begin
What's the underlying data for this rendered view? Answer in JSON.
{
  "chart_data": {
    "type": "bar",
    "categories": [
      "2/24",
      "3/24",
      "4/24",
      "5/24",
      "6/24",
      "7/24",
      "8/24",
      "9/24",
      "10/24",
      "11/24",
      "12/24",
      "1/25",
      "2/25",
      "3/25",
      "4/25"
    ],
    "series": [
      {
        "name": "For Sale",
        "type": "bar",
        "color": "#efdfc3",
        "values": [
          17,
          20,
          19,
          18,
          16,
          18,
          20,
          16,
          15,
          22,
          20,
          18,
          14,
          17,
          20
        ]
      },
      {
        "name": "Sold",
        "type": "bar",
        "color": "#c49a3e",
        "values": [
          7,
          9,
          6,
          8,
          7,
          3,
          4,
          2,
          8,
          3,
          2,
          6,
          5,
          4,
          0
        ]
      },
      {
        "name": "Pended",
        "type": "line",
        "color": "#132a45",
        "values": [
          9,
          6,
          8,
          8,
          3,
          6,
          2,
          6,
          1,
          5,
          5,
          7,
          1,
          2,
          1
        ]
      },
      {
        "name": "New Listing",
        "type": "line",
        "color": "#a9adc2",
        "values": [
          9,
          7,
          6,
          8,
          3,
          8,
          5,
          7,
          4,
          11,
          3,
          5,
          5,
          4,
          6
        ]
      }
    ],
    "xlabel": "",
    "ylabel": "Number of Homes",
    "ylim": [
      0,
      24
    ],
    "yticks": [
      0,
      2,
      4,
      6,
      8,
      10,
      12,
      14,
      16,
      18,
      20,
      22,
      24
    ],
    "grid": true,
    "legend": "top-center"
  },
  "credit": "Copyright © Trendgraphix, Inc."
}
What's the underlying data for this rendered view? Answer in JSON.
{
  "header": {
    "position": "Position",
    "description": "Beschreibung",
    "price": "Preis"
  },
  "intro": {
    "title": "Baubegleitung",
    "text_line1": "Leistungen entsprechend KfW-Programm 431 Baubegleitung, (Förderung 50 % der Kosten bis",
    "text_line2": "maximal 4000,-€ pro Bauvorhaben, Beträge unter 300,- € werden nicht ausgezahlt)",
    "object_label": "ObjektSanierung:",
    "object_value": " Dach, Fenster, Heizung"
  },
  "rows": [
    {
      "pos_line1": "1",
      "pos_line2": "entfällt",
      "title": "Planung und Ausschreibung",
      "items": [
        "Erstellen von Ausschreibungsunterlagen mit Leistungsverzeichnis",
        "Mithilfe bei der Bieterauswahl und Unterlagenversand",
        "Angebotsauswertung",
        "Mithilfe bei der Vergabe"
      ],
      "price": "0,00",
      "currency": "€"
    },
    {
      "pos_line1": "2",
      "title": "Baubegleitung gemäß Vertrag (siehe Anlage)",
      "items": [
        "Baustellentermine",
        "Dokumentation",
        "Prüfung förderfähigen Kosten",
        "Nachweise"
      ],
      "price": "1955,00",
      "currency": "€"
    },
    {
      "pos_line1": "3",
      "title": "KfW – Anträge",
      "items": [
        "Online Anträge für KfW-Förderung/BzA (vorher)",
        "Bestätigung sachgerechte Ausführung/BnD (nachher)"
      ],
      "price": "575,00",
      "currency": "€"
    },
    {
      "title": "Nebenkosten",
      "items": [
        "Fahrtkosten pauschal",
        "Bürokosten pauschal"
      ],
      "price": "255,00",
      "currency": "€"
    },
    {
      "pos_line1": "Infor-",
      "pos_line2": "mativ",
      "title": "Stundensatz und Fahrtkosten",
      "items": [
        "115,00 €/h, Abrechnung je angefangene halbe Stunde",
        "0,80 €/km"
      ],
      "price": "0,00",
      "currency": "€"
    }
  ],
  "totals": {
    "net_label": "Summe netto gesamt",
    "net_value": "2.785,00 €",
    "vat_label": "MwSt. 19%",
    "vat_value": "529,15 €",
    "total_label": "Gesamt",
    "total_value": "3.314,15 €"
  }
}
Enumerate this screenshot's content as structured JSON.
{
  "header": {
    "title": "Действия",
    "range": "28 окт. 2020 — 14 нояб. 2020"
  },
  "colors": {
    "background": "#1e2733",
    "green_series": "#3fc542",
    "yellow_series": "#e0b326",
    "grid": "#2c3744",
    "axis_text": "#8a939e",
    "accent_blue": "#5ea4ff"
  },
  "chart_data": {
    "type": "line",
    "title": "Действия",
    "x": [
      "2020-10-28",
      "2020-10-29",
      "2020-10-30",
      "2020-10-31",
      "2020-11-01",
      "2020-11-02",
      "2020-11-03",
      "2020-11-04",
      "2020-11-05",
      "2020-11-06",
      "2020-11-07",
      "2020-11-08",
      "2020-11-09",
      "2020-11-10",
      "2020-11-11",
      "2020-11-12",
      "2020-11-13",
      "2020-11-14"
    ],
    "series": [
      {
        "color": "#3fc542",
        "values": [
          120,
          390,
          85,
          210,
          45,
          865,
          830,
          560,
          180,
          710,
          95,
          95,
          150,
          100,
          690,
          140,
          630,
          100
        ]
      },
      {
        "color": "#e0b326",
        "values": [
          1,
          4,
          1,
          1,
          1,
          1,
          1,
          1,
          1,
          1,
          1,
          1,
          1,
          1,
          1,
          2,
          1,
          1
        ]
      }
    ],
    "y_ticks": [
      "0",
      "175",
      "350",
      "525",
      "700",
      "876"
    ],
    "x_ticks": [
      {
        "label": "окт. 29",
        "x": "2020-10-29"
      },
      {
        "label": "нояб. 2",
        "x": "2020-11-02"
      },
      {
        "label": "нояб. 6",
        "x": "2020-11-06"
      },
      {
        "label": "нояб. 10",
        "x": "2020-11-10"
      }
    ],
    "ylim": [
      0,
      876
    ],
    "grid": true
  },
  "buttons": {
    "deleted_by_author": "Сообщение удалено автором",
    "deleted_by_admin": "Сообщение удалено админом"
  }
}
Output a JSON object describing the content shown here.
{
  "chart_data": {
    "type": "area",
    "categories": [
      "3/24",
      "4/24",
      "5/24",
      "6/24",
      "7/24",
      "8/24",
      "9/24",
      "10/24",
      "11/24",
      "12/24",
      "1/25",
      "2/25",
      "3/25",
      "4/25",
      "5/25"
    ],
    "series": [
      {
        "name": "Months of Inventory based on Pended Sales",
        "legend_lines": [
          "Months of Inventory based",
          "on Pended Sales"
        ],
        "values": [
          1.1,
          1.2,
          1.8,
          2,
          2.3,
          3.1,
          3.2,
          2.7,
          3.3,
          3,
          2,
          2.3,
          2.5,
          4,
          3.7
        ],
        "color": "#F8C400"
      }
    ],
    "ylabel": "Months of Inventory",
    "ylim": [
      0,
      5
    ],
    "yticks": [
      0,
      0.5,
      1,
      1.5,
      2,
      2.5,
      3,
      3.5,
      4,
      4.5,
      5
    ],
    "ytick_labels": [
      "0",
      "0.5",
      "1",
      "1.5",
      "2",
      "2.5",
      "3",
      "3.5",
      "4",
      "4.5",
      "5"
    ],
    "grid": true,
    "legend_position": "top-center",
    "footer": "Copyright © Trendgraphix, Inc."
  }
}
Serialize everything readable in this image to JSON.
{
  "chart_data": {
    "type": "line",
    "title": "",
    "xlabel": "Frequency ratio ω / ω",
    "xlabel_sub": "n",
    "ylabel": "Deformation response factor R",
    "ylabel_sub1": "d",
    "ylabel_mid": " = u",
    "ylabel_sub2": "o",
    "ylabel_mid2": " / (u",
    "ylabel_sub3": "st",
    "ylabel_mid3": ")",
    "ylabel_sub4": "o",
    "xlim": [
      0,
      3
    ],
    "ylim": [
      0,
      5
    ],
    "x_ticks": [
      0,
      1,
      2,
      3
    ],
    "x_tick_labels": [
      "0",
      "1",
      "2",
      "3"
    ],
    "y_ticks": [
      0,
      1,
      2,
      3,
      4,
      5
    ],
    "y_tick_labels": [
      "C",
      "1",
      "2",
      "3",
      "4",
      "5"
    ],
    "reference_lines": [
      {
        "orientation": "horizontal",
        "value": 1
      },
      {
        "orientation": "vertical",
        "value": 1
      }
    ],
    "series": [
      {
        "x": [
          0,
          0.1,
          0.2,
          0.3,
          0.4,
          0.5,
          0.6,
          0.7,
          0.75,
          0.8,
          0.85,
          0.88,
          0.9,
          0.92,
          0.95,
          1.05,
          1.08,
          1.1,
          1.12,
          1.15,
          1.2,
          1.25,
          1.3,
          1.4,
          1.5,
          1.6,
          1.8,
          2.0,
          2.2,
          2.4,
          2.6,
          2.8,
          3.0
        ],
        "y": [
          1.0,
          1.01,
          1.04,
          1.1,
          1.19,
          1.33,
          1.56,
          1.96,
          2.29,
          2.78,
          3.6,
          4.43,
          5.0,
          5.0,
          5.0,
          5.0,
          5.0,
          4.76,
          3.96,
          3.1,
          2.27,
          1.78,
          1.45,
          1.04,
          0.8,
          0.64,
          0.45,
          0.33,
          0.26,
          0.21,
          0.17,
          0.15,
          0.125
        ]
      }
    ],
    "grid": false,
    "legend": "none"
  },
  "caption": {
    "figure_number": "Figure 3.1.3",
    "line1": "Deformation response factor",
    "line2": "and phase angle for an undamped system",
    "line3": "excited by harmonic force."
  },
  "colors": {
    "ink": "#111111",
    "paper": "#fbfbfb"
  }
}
end
→ **Goal of the exercise**
Go through the listing above and list every line that has the word "Fahrtkosten".

→ **Result**
        "Fahrtkosten pauschal",
      "title": "Stundensatz und Fahrtkosten",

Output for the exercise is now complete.